Some records:
==============================
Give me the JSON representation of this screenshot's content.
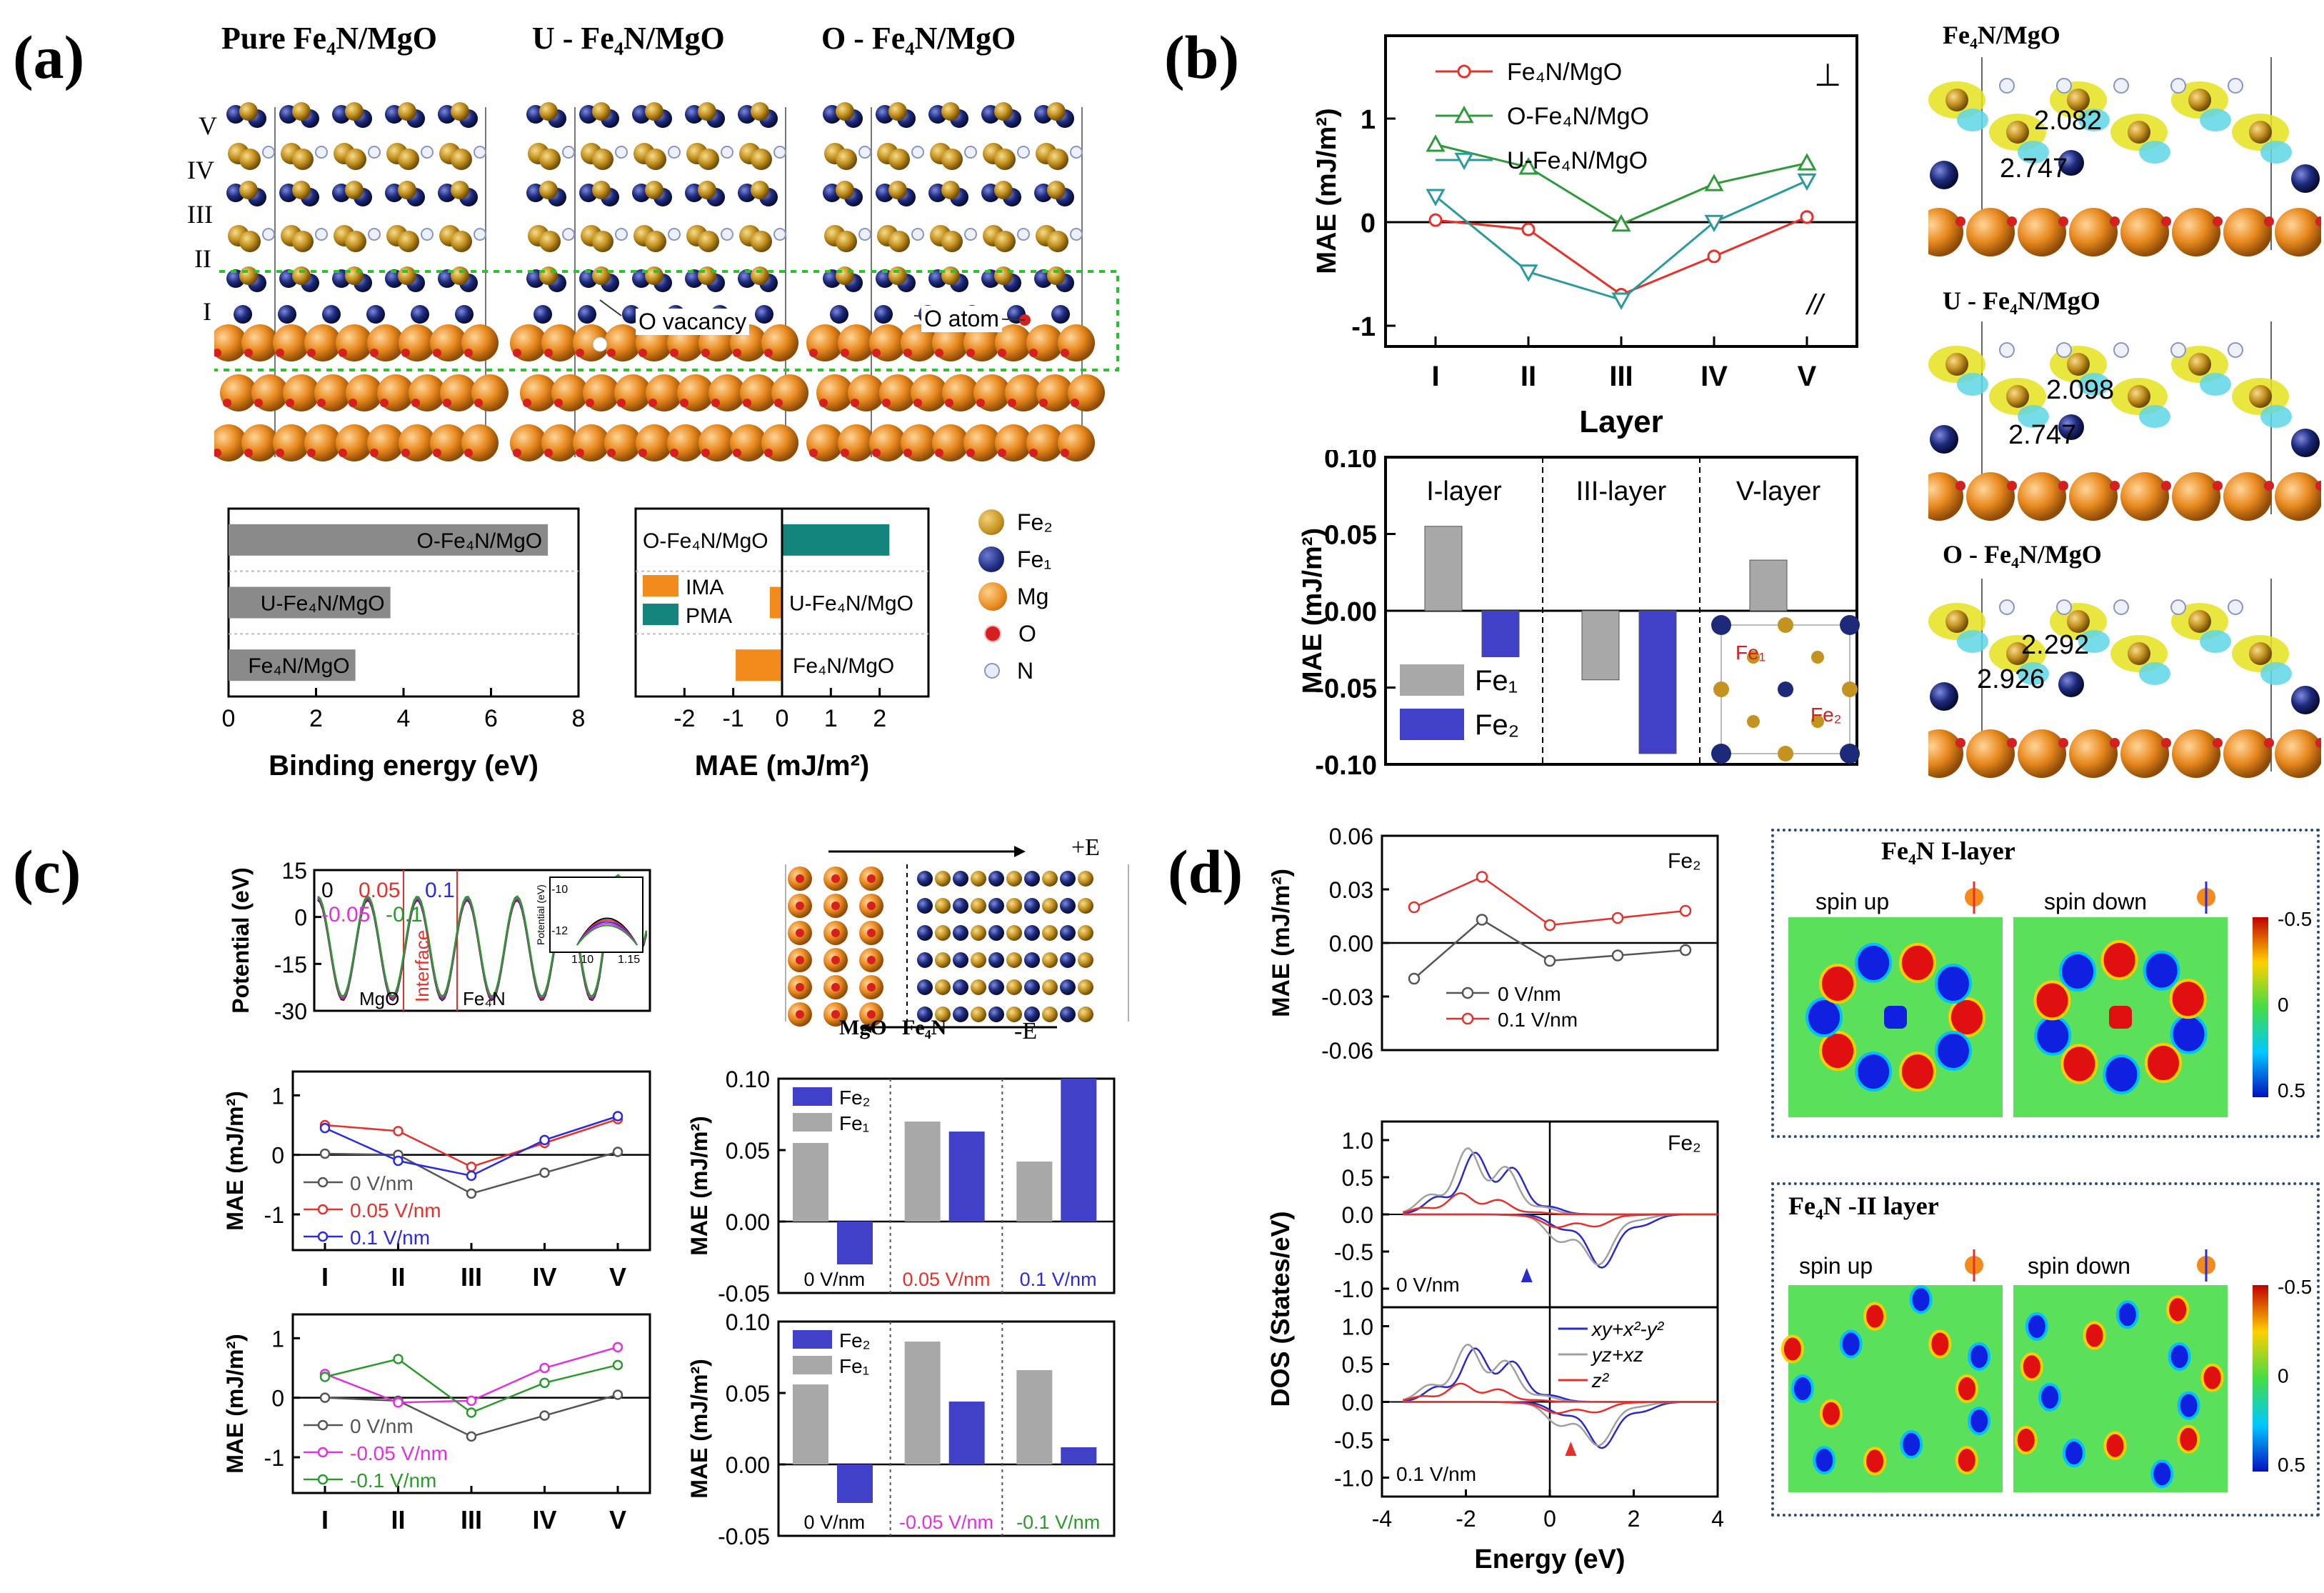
{
  "panels": {
    "a": {
      "label": "(a)",
      "titles": [
        "Pure Fe₄N/MgO",
        "U - Fe₄N/MgO",
        "O - Fe₄N/MgO"
      ],
      "layer_labels": [
        "V",
        "IV",
        "III",
        "II",
        "I"
      ],
      "notes": {
        "vacancy": "O vacancy",
        "atom": "O atom"
      },
      "legend": [
        {
          "label": "Fe₂",
          "name": "FeII",
          "color": "#c4921f"
        },
        {
          "label": "Fe₁",
          "name": "FeI",
          "color": "#1d2a7a"
        },
        {
          "label": "Mg",
          "name": "Mg",
          "color": "#e8891e"
        },
        {
          "label": "O",
          "name": "O",
          "color": "#d62020"
        },
        {
          "label": "N",
          "name": "N",
          "color": "#b7bfd9"
        }
      ]
    },
    "b": {
      "label": "(b)",
      "bond_titles": [
        "Fe₄N/MgO",
        "U - Fe₄N/MgO",
        "O - Fe₄N/MgO"
      ],
      "bonds": [
        [
          "2.082",
          "2.747"
        ],
        [
          "2.098",
          "2.747"
        ],
        [
          "2.292",
          "2.926"
        ]
      ]
    },
    "c": {
      "label": "(c)",
      "field_plus": "+E",
      "field_minus": "-E",
      "mgo": "MgO",
      "fe4n": "Fe₄N"
    },
    "d": {
      "label": "(d)",
      "map_titles": [
        "Fe₄N I-layer",
        "Fe₄N -II layer"
      ],
      "spin_up": "spin up",
      "spin_down": "spin down",
      "colorbar_ticks": [
        "-0.5",
        "0",
        "0.5"
      ]
    }
  },
  "chart_data": [
    {
      "id": "a-binding",
      "type": "bar",
      "orientation": "horizontal",
      "categories": [
        "O-Fe₄N/MgO",
        "U-Fe₄N/MgO",
        "Fe₄N/MgO"
      ],
      "values": [
        7.3,
        3.7,
        2.9
      ],
      "xlim": [
        0,
        8
      ],
      "xticks": [
        "0",
        "2",
        "4",
        "6",
        "8"
      ],
      "xlabel": "Binding energy (eV)",
      "color": "#8a8a8a"
    },
    {
      "id": "a-mae",
      "type": "bar",
      "orientation": "horizontal",
      "categories": [
        "O-Fe₄N/MgO",
        "U-Fe₄N/MgO",
        "Fe₄N/MgO"
      ],
      "values": [
        2.2,
        -0.25,
        -0.95
      ],
      "xlim": [
        -3,
        3
      ],
      "xticks": [
        "-2",
        "-1",
        "0",
        "1",
        "2"
      ],
      "xlabel": "MAE (mJ/m²)",
      "legend": [
        "IMA",
        "PMA"
      ],
      "colors": {
        "IMA": "#f28a1c",
        "PMA": "#13857c"
      }
    },
    {
      "id": "b-layer",
      "type": "line",
      "categories": [
        "I",
        "II",
        "III",
        "IV",
        "V"
      ],
      "series": [
        {
          "name": "Fe₄N/MgO",
          "values": [
            0.02,
            -0.07,
            -0.7,
            -0.33,
            0.05
          ],
          "color": "#e8302a",
          "marker": "circle"
        },
        {
          "name": "O-Fe₄N/MgO",
          "values": [
            0.75,
            0.53,
            -0.02,
            0.37,
            0.57
          ],
          "color": "#2f9a3a",
          "marker": "triangle-up"
        },
        {
          "name": "U-Fe₄N/MgO",
          "values": [
            0.25,
            -0.48,
            -0.75,
            0.0,
            0.4
          ],
          "color": "#2a9a9c",
          "marker": "triangle-down"
        }
      ],
      "ylim": [
        -1.2,
        1.8
      ],
      "yticks": [
        "-1",
        "0",
        "1"
      ],
      "xlabel": "Layer",
      "ylabel": "MAE (mJ/m²)",
      "annotations": [
        "⊥",
        "//"
      ]
    },
    {
      "id": "b-bars",
      "type": "bar",
      "groups": [
        "I-layer",
        "III-layer",
        "V-layer"
      ],
      "series": [
        {
          "name": "Fe₁",
          "values": [
            0.055,
            -0.045,
            0.033
          ],
          "color": "#a8a8a8"
        },
        {
          "name": "Fe₂",
          "values": [
            -0.03,
            -0.093,
            null
          ],
          "color": "#4040c8"
        }
      ],
      "ylim": [
        -0.1,
        0.1
      ],
      "yticks": [
        "0.10",
        "0.05",
        "0.00",
        "-0.05",
        "-0.10"
      ],
      "ylabel": "MAE (mJ/m²)",
      "inset_labels": {
        "fe1": "Fe₁",
        "fe2": "Fe₂"
      }
    },
    {
      "id": "c-potential",
      "type": "line",
      "xlabel": "",
      "ylabel": "Potential (eV)",
      "yticks": [
        "15",
        "0",
        "-15",
        "-30"
      ],
      "ylim": [
        -30,
        15
      ],
      "legend": [
        {
          "name": "0",
          "color": "#000000"
        },
        {
          "name": "0.05",
          "color": "#e8302a"
        },
        {
          "name": "0.1",
          "color": "#2a2ae0"
        },
        {
          "name": "-0.05",
          "color": "#e030e0"
        },
        {
          "name": "-0.1",
          "color": "#2a9a2a"
        }
      ],
      "annotations": [
        "MgO",
        "Interface",
        "Fe₄N"
      ],
      "inset": {
        "ylabel": "Potential (eV)",
        "yticks": [
          "-10",
          "-12"
        ],
        "xticks": [
          "1.10",
          "1.15"
        ]
      }
    },
    {
      "id": "c-line-pos",
      "type": "line",
      "categories": [
        "I",
        "II",
        "III",
        "IV",
        "V"
      ],
      "series": [
        {
          "name": "0 V/nm",
          "values": [
            0.02,
            0.0,
            -0.65,
            -0.3,
            0.05
          ],
          "color": "#555555"
        },
        {
          "name": "0.05 V/nm",
          "values": [
            0.5,
            0.4,
            -0.2,
            0.2,
            0.6
          ],
          "color": "#e8302a"
        },
        {
          "name": "0.1 V/nm",
          "values": [
            0.45,
            -0.1,
            -0.35,
            0.25,
            0.65
          ],
          "color": "#2a2ae0"
        }
      ],
      "ylim": [
        -1.6,
        1.4
      ],
      "yticks": [
        "1",
        "0",
        "-1"
      ],
      "ylabel": "MAE (mJ/m²)"
    },
    {
      "id": "c-bar-pos",
      "type": "bar",
      "groups": [
        "0 V/nm",
        "0.05 V/nm",
        "0.1 V/nm"
      ],
      "group_colors": [
        "#000000",
        "#e8302a",
        "#2a2ae0"
      ],
      "series": [
        {
          "name": "Fe₁",
          "values": [
            0.055,
            0.07,
            0.042
          ],
          "color": "#a8a8a8"
        },
        {
          "name": "Fe₂",
          "values": [
            -0.03,
            0.063,
            0.1
          ],
          "color": "#4040c8"
        }
      ],
      "ylim": [
        -0.05,
        0.1
      ],
      "yticks": [
        "0.10",
        "0.05",
        "0.00",
        "-0.05"
      ],
      "ylabel": "MAE (mJ/m²)"
    },
    {
      "id": "c-line-neg",
      "type": "line",
      "categories": [
        "I",
        "II",
        "III",
        "IV",
        "V"
      ],
      "series": [
        {
          "name": "0 V/nm",
          "values": [
            0.0,
            -0.05,
            -0.65,
            -0.3,
            0.05
          ],
          "color": "#555555"
        },
        {
          "name": "-0.05 V/nm",
          "values": [
            0.4,
            -0.08,
            -0.05,
            0.5,
            0.85
          ],
          "color": "#e030e0"
        },
        {
          "name": "-0.1 V/nm",
          "values": [
            0.35,
            0.65,
            -0.25,
            0.25,
            0.55
          ],
          "color": "#2a9a2a"
        }
      ],
      "ylim": [
        -1.6,
        1.4
      ],
      "yticks": [
        "1",
        "0",
        "-1"
      ],
      "ylabel": "MAE (mJ/m²)"
    },
    {
      "id": "c-bar-neg",
      "type": "bar",
      "groups": [
        "0 V/nm",
        "-0.05 V/nm",
        "-0.1 V/nm"
      ],
      "group_colors": [
        "#000000",
        "#e030e0",
        "#2a9a2a"
      ],
      "series": [
        {
          "name": "Fe₁",
          "values": [
            0.056,
            0.086,
            0.066
          ],
          "color": "#a8a8a8"
        },
        {
          "name": "Fe₂",
          "values": [
            -0.027,
            0.044,
            0.012
          ],
          "color": "#4040c8"
        }
      ],
      "ylim": [
        -0.05,
        0.1
      ],
      "yticks": [
        "0.10",
        "0.05",
        "0.00",
        "-0.05"
      ],
      "ylabel": "MAE (mJ/m²)"
    },
    {
      "id": "d-mae",
      "type": "line",
      "title": "Fe₂",
      "series": [
        {
          "name": "0 V/nm",
          "values": [
            -0.02,
            0.013,
            -0.01,
            -0.007,
            -0.004
          ],
          "color": "#555555"
        },
        {
          "name": "0.1 V/nm",
          "values": [
            0.02,
            0.037,
            0.01,
            0.014,
            0.018
          ],
          "color": "#e8302a"
        }
      ],
      "ylim": [
        -0.06,
        0.06
      ],
      "yticks": [
        "0.06",
        "0.03",
        "0.00",
        "-0.03",
        "-0.06"
      ],
      "ylabel": "MAE (mJ/m²)"
    },
    {
      "id": "d-dos",
      "type": "line",
      "title": "Fe₂",
      "xlabel": "Energy (eV)",
      "ylabel": "DOS (States/eV)",
      "xlim": [
        -4,
        4
      ],
      "xticks": [
        "-4",
        "-2",
        "0",
        "2",
        "4"
      ],
      "subplots": [
        "0 V/nm",
        "0.1 V/nm"
      ],
      "yticks_top": [
        "1.0",
        "0.5",
        "0.0",
        "-0.5",
        "-1.0"
      ],
      "yticks_bottom": [
        "1.0",
        "0.5",
        "0.0",
        "-0.5",
        "-1.0"
      ],
      "series": [
        {
          "name": "xy+x²-y²",
          "color": "#2a2ac8"
        },
        {
          "name": "yz+xz",
          "color": "#a0a0a0"
        },
        {
          "name": "z²",
          "color": "#e8302a"
        }
      ]
    }
  ]
}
==============================
### YOUR GOAL:
Write down only the number of lines that contain the string "triangle" in the listing.

### OUTPUT FOR THIS EXERCISE:
2